### WHAT IS EXPECTED
Pictures stay out of the copy; set down each line of the listing below exactly.

====== INPUT RECORDS ======

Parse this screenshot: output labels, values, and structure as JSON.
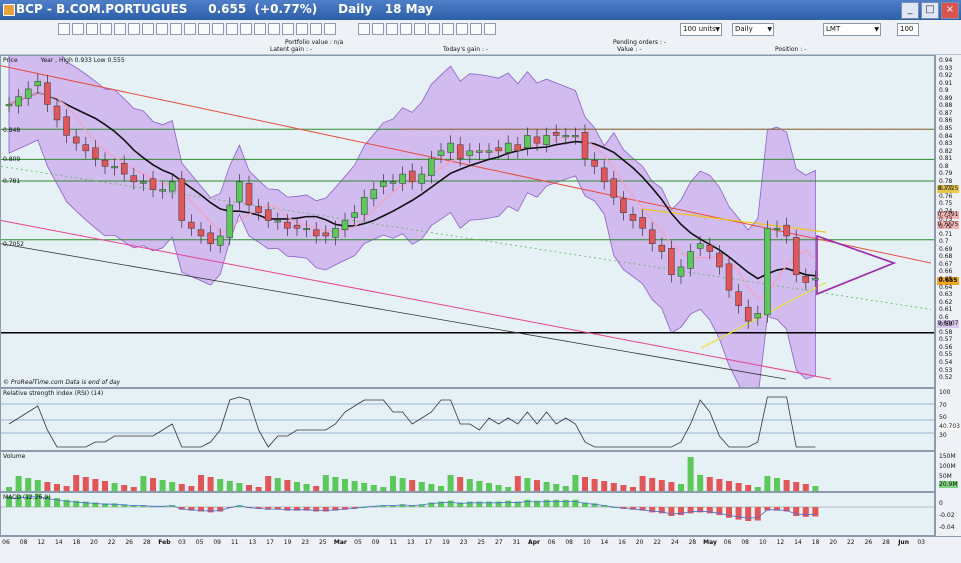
{
  "window": {
    "title": "BCP - B.COM.PORTUGUES     0.655  (+0.77%)     Daily   18 May",
    "buttons": [
      "_",
      "□",
      "×"
    ]
  },
  "toolbar": {
    "icons": [
      "undo-icon",
      "redo-icon",
      "zoom-icon",
      "crosshair-icon",
      "line-tool-icon",
      "trend-icon",
      "fib-icon",
      "text-icon",
      "arrow-up-icon",
      "arrow-down-icon",
      "delete-icon",
      "settings-icon",
      "print-icon",
      "copy-icon",
      "save-icon",
      "layout-icon",
      "indicator-icon",
      "template-icon",
      "grid-icon",
      "hide-icon",
      "help-icon",
      "info-icon",
      "bell-icon",
      "flag-icon",
      "list-icon",
      "chart-icon",
      "calc-icon",
      "window-icon",
      "order-icon",
      "export-icon"
    ],
    "units_select": "100 units",
    "period_select": "Daily",
    "order_type_select": "LMT",
    "qty_value": "100"
  },
  "infobar": {
    "portfolio": "Portfolio value : n/a",
    "latent": "Latent gain : -",
    "today": "Today's gain : -",
    "pending": "Pending orders : -",
    "value": "Value : -",
    "position": "Position : -"
  },
  "price_panel": {
    "label": "Price",
    "legend": "Year , High 0.933 Low 0.555",
    "footer": "© ProRealTime.com  Data is end of day",
    "line_labels": [
      "0.848",
      "0.809",
      "0.781",
      "0.7052"
    ],
    "right_tags": [
      "0.7725",
      "0.7391",
      "0.7275",
      "0.655",
      "0.6007"
    ],
    "axis": [
      "0.94",
      "0.93",
      "0.92",
      "0.91",
      "0.9",
      "0.89",
      "0.88",
      "0.87",
      "0.86",
      "0.85",
      "0.84",
      "0.83",
      "0.82",
      "0.81",
      "0.8",
      "0.79",
      "0.78",
      "0.77",
      "0.76",
      "0.75",
      "0.74",
      "0.73",
      "0.72",
      "0.71",
      "0.7",
      "0.69",
      "0.68",
      "0.67",
      "0.66",
      "0.65",
      "0.64",
      "0.63",
      "0.62",
      "0.61",
      "0.6",
      "0.59",
      "0.58",
      "0.57",
      "0.56",
      "0.55",
      "0.54",
      "0.53",
      "0.52"
    ]
  },
  "rsi_panel": {
    "label": "Relative strength index (RSI) (14)",
    "axis": [
      "100",
      "70",
      "50",
      "40.703",
      "30"
    ]
  },
  "volume_panel": {
    "label": "Volume",
    "axis": [
      "150M",
      "100M",
      "50M",
      "20.9M"
    ]
  },
  "macd_panel": {
    "label": "MACD (12,26,9)",
    "axis": [
      "0",
      "-0.02",
      "-0.04"
    ]
  },
  "xaxis": {
    "dates": [
      "06",
      "08",
      "12",
      "14",
      "18",
      "20",
      "22",
      "26",
      "28",
      "Feb",
      "03",
      "05",
      "09",
      "11",
      "13",
      "17",
      "19",
      "23",
      "25",
      "Mar",
      "05",
      "09",
      "11",
      "13",
      "17",
      "19",
      "23",
      "25",
      "27",
      "31",
      "Apr",
      "06",
      "08",
      "10",
      "14",
      "16",
      "20",
      "22",
      "24",
      "28",
      "May",
      "06",
      "08",
      "10",
      "12",
      "14",
      "18",
      "20",
      "22",
      "26",
      "28",
      "Jun",
      "03"
    ]
  },
  "chart_data": {
    "type": "candlestick",
    "last": 0.655,
    "change": "+0.77%",
    "closes": [
      0.88,
      0.89,
      0.9,
      0.91,
      0.88,
      0.86,
      0.84,
      0.83,
      0.82,
      0.81,
      0.8,
      0.8,
      0.79,
      0.78,
      0.78,
      0.77,
      0.77,
      0.78,
      0.73,
      0.72,
      0.71,
      0.7,
      0.71,
      0.75,
      0.78,
      0.75,
      0.74,
      0.73,
      0.73,
      0.72,
      0.72,
      0.72,
      0.71,
      0.71,
      0.72,
      0.73,
      0.74,
      0.76,
      0.77,
      0.78,
      0.78,
      0.79,
      0.78,
      0.79,
      0.81,
      0.82,
      0.83,
      0.81,
      0.82,
      0.82,
      0.82,
      0.82,
      0.83,
      0.82,
      0.84,
      0.83,
      0.84,
      0.84,
      0.84,
      0.84,
      0.81,
      0.8,
      0.78,
      0.76,
      0.74,
      0.73,
      0.72,
      0.7,
      0.69,
      0.66,
      0.67,
      0.69,
      0.7,
      0.69,
      0.67,
      0.64,
      0.62,
      0.6,
      0.61,
      0.72,
      0.72,
      0.71,
      0.66,
      0.65,
      0.655
    ]
  }
}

======

### RESULT
Parse this screenshot: output labels, values, and structure as JSON.
{
  "window": {
    "title": "BCP - B.COM.PORTUGUES     0.655  (+0.77%)     Daily   18 May",
    "buttons": [
      "_",
      "□",
      "×"
    ]
  },
  "toolbar": {
    "icons": [
      "undo-icon",
      "redo-icon",
      "zoom-icon",
      "crosshair-icon",
      "line-tool-icon",
      "trend-icon",
      "fib-icon",
      "text-icon",
      "arrow-up-icon",
      "arrow-down-icon",
      "delete-icon",
      "settings-icon",
      "print-icon",
      "copy-icon",
      "save-icon",
      "layout-icon",
      "indicator-icon",
      "template-icon",
      "grid-icon",
      "hide-icon",
      "help-icon",
      "info-icon",
      "bell-icon",
      "flag-icon",
      "list-icon",
      "chart-icon",
      "calc-icon",
      "window-icon",
      "order-icon",
      "export-icon"
    ],
    "units_select": "100 units",
    "period_select": "Daily",
    "order_type_select": "LMT",
    "qty_value": "100"
  },
  "infobar": {
    "portfolio": "Portfolio value : n/a",
    "latent": "Latent gain : -",
    "today": "Today's gain : -",
    "pending": "Pending orders : -",
    "value": "Value : -",
    "position": "Position : -"
  },
  "price_panel": {
    "label": "Price",
    "legend": "Year , High 0.933 Low 0.555",
    "footer": "© ProRealTime.com  Data is end of day",
    "line_labels": [
      "0.848",
      "0.809",
      "0.781",
      "0.7052"
    ],
    "right_tags": [
      "0.7725",
      "0.7391",
      "0.7275",
      "0.655",
      "0.6007"
    ],
    "axis": [
      "0.94",
      "0.93",
      "0.92",
      "0.91",
      "0.9",
      "0.89",
      "0.88",
      "0.87",
      "0.86",
      "0.85",
      "0.84",
      "0.83",
      "0.82",
      "0.81",
      "0.8",
      "0.79",
      "0.78",
      "0.77",
      "0.76",
      "0.75",
      "0.74",
      "0.73",
      "0.72",
      "0.71",
      "0.7",
      "0.69",
      "0.68",
      "0.67",
      "0.66",
      "0.65",
      "0.64",
      "0.63",
      "0.62",
      "0.61",
      "0.6",
      "0.59",
      "0.58",
      "0.57",
      "0.56",
      "0.55",
      "0.54",
      "0.53",
      "0.52"
    ]
  },
  "rsi_panel": {
    "label": "Relative strength index (RSI) (14)",
    "axis": [
      "100",
      "70",
      "50",
      "40.703",
      "30"
    ]
  },
  "volume_panel": {
    "label": "Volume",
    "axis": [
      "150M",
      "100M",
      "50M",
      "20.9M"
    ]
  },
  "macd_panel": {
    "label": "MACD (12,26,9)",
    "axis": [
      "0",
      "-0.02",
      "-0.04"
    ]
  },
  "xaxis": {
    "dates": [
      "06",
      "08",
      "12",
      "14",
      "18",
      "20",
      "22",
      "26",
      "28",
      "Feb",
      "03",
      "05",
      "09",
      "11",
      "13",
      "17",
      "19",
      "23",
      "25",
      "Mar",
      "05",
      "09",
      "11",
      "13",
      "17",
      "19",
      "23",
      "25",
      "27",
      "31",
      "Apr",
      "06",
      "08",
      "10",
      "14",
      "16",
      "20",
      "22",
      "24",
      "28",
      "May",
      "06",
      "08",
      "10",
      "12",
      "14",
      "18",
      "20",
      "22",
      "26",
      "28",
      "Jun",
      "03"
    ]
  },
  "chart_data": {
    "type": "candlestick",
    "last": 0.655,
    "change": "+0.77%",
    "closes": [
      0.88,
      0.89,
      0.9,
      0.91,
      0.88,
      0.86,
      0.84,
      0.83,
      0.82,
      0.81,
      0.8,
      0.8,
      0.79,
      0.78,
      0.78,
      0.77,
      0.77,
      0.78,
      0.73,
      0.72,
      0.71,
      0.7,
      0.71,
      0.75,
      0.78,
      0.75,
      0.74,
      0.73,
      0.73,
      0.72,
      0.72,
      0.72,
      0.71,
      0.71,
      0.72,
      0.73,
      0.74,
      0.76,
      0.77,
      0.78,
      0.78,
      0.79,
      0.78,
      0.79,
      0.81,
      0.82,
      0.83,
      0.81,
      0.82,
      0.82,
      0.82,
      0.82,
      0.83,
      0.82,
      0.84,
      0.83,
      0.84,
      0.84,
      0.84,
      0.84,
      0.81,
      0.8,
      0.78,
      0.76,
      0.74,
      0.73,
      0.72,
      0.7,
      0.69,
      0.66,
      0.67,
      0.69,
      0.7,
      0.69,
      0.67,
      0.64,
      0.62,
      0.6,
      0.61,
      0.72,
      0.72,
      0.71,
      0.66,
      0.65,
      0.655
    ]
  }
}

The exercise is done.